# [Objective]
Locate the word "JSON" in the material, then show every line that holds it.

# [Material for this task]
▽

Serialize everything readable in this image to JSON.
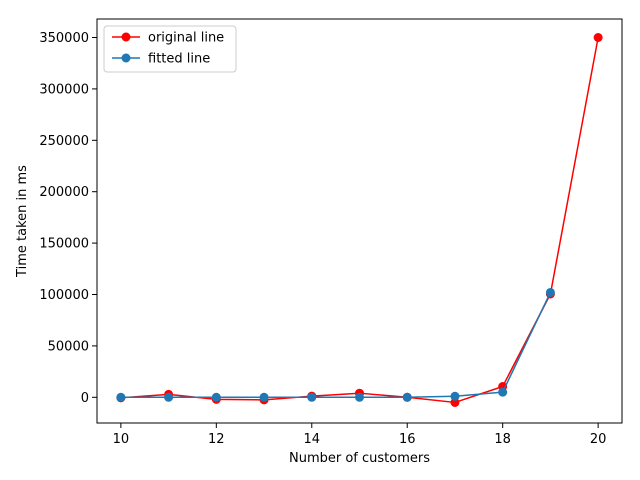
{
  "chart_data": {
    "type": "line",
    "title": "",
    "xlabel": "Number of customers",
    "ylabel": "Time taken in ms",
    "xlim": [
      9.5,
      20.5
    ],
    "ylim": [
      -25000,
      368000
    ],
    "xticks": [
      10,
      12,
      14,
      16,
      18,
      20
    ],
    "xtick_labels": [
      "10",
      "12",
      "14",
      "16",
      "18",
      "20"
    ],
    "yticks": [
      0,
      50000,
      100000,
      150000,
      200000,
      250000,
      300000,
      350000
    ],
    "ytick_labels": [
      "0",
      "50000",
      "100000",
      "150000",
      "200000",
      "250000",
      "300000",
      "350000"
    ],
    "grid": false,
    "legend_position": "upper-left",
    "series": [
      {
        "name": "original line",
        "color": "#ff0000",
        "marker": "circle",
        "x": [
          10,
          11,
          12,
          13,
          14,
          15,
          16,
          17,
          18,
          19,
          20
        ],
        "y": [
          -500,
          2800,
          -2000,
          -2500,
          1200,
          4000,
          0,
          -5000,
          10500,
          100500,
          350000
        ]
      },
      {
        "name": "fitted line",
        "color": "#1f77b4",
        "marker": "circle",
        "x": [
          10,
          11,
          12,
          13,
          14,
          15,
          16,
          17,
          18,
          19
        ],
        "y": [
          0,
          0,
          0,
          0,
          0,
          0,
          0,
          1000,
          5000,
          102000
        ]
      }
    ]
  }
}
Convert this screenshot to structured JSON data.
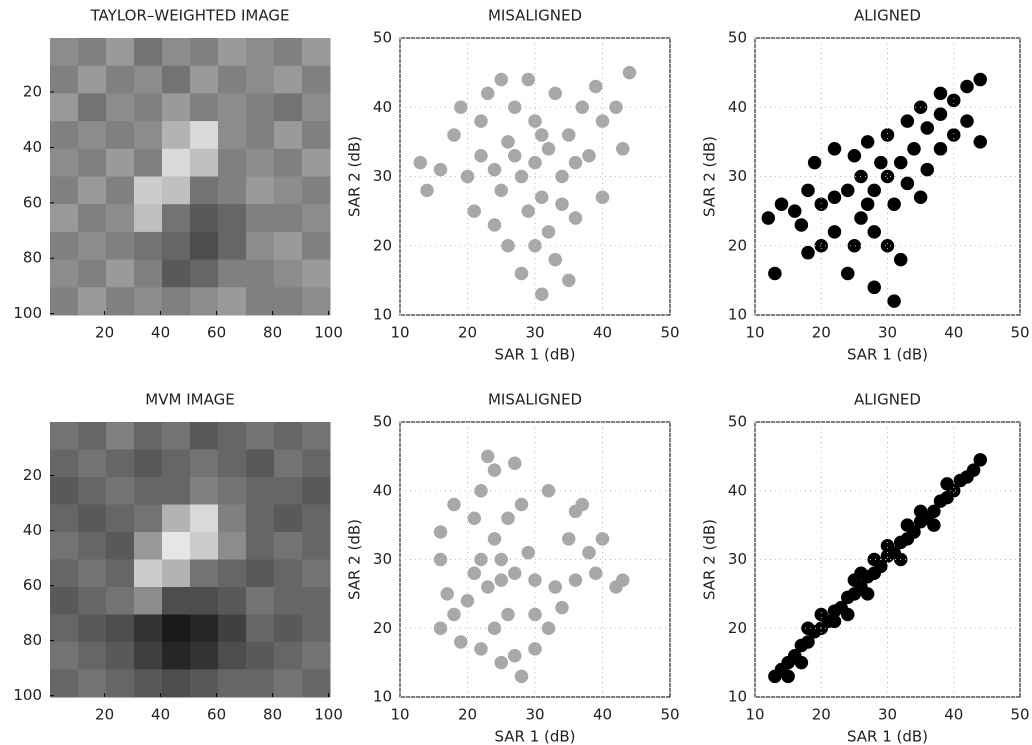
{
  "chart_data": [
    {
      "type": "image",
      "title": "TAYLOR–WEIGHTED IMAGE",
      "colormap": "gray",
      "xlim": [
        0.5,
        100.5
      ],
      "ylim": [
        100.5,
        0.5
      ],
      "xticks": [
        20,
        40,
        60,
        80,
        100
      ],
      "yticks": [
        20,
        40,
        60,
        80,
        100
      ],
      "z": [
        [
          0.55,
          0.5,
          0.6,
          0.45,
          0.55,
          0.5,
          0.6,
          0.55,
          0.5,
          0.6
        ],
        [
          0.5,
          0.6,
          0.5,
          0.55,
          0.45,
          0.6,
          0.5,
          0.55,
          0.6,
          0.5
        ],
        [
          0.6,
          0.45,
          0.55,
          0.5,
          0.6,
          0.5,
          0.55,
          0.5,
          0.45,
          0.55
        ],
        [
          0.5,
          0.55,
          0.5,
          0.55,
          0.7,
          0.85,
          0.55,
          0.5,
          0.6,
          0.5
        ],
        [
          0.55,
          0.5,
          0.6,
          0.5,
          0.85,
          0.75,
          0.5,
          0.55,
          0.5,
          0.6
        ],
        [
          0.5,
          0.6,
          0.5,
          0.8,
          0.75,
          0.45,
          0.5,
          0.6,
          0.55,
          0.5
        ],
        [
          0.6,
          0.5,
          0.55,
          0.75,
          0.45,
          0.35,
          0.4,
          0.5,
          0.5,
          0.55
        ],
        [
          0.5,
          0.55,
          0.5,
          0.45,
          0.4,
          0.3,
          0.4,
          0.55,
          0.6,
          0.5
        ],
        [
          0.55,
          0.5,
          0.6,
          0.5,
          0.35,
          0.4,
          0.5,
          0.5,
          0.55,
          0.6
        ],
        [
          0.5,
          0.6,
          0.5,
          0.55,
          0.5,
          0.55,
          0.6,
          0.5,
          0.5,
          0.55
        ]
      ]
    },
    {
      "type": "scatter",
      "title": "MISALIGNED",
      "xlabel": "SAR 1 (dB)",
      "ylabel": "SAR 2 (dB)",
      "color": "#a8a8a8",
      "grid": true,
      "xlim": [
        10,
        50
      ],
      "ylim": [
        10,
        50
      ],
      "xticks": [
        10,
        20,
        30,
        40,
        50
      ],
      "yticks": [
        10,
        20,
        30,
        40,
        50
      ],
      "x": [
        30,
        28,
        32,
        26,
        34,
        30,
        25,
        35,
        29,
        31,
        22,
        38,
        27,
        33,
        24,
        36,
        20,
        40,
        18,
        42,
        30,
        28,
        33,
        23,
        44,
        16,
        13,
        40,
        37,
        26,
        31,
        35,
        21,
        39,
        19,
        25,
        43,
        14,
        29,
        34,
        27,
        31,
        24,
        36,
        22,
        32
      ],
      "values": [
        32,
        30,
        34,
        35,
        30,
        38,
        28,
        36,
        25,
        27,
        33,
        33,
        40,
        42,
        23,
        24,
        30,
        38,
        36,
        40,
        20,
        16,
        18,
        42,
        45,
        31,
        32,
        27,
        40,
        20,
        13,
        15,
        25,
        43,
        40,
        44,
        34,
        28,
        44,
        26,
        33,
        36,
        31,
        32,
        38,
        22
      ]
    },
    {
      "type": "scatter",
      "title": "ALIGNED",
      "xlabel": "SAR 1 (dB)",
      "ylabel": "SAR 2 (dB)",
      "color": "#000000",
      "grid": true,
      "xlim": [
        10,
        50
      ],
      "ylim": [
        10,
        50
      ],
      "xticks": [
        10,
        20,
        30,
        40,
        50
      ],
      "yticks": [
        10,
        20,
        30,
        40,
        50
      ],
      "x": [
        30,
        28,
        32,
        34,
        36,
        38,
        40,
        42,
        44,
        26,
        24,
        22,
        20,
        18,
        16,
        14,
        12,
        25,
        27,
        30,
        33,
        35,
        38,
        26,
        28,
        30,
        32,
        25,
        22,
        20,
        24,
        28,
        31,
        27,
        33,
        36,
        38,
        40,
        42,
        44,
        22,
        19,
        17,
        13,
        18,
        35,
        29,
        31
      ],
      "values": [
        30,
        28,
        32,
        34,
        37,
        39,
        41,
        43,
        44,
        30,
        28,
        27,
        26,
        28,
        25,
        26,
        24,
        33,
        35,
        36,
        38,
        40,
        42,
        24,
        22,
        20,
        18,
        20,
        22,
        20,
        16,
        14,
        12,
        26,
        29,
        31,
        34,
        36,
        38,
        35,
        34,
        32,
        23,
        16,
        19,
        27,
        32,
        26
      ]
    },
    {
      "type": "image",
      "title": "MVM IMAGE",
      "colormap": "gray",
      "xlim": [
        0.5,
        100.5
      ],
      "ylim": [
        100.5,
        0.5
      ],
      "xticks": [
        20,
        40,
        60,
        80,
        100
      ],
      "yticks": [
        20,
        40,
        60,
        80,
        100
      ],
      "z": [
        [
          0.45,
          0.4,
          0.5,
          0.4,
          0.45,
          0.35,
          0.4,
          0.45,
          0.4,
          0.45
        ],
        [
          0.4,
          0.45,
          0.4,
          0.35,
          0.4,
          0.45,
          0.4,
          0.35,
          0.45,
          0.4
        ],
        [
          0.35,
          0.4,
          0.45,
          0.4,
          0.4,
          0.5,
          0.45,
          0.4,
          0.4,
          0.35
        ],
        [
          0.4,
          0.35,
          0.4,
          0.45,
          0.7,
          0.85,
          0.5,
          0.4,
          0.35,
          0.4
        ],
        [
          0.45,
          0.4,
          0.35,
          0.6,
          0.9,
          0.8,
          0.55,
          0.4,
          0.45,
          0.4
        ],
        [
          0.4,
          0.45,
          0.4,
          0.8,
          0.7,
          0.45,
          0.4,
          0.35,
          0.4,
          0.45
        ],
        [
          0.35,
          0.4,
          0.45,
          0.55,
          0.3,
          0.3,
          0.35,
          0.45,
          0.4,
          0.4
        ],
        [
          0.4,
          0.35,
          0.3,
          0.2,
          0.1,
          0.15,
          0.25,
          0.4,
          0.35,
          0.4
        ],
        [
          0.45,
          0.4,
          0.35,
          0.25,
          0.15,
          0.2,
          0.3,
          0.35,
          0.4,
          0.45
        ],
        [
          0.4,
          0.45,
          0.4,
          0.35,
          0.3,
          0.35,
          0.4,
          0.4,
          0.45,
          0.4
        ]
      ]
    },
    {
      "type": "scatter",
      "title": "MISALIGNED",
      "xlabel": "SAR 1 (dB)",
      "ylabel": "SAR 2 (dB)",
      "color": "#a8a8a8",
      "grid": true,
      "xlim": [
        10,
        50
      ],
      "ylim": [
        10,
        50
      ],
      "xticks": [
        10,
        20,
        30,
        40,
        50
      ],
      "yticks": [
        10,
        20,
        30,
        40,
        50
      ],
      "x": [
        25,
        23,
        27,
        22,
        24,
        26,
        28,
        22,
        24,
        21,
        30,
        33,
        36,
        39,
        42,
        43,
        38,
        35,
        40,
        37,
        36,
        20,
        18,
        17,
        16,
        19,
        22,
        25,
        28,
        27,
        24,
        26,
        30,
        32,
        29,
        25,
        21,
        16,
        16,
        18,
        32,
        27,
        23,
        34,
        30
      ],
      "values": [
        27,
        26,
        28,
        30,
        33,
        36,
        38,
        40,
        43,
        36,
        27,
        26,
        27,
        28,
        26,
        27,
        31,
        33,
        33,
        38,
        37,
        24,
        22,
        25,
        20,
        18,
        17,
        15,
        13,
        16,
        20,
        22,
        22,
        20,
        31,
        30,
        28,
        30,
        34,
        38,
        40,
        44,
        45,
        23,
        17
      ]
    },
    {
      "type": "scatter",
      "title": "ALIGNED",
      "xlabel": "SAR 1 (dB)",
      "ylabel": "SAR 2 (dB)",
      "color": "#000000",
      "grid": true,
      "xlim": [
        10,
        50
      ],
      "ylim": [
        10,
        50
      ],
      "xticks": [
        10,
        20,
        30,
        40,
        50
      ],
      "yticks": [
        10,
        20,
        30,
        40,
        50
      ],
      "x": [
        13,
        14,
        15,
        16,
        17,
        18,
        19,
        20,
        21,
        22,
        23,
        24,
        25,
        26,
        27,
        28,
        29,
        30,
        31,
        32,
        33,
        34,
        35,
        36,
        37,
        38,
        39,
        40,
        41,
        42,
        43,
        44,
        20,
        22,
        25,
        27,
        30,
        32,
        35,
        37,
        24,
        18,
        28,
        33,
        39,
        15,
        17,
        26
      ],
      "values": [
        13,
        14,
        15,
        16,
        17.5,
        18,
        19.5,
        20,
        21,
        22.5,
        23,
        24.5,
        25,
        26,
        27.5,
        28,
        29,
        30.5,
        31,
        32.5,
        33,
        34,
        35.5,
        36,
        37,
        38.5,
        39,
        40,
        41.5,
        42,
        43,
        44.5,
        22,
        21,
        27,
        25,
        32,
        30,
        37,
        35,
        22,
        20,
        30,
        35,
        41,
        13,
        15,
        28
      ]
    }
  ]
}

△
▽

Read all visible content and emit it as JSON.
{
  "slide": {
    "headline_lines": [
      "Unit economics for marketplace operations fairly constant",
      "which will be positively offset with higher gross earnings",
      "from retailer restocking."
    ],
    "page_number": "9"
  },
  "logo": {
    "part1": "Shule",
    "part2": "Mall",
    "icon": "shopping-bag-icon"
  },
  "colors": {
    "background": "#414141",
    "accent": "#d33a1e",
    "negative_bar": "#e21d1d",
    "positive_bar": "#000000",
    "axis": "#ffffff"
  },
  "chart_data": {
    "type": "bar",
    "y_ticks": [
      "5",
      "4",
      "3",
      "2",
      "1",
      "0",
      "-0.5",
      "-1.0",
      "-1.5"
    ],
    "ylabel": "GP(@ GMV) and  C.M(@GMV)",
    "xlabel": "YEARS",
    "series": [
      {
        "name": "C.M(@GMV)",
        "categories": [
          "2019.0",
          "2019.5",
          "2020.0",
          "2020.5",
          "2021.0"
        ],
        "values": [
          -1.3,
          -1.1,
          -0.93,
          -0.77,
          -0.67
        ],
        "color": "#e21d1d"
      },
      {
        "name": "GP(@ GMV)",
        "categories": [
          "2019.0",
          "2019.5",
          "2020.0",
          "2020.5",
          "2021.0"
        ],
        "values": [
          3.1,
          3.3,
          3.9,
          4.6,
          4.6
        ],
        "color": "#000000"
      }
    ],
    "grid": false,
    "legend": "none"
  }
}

△

# [Full solution]
Serialize everything readable in this image to JSON.
Convert this screenshot to structured JSON data.
Read all visible content and emit it as JSON.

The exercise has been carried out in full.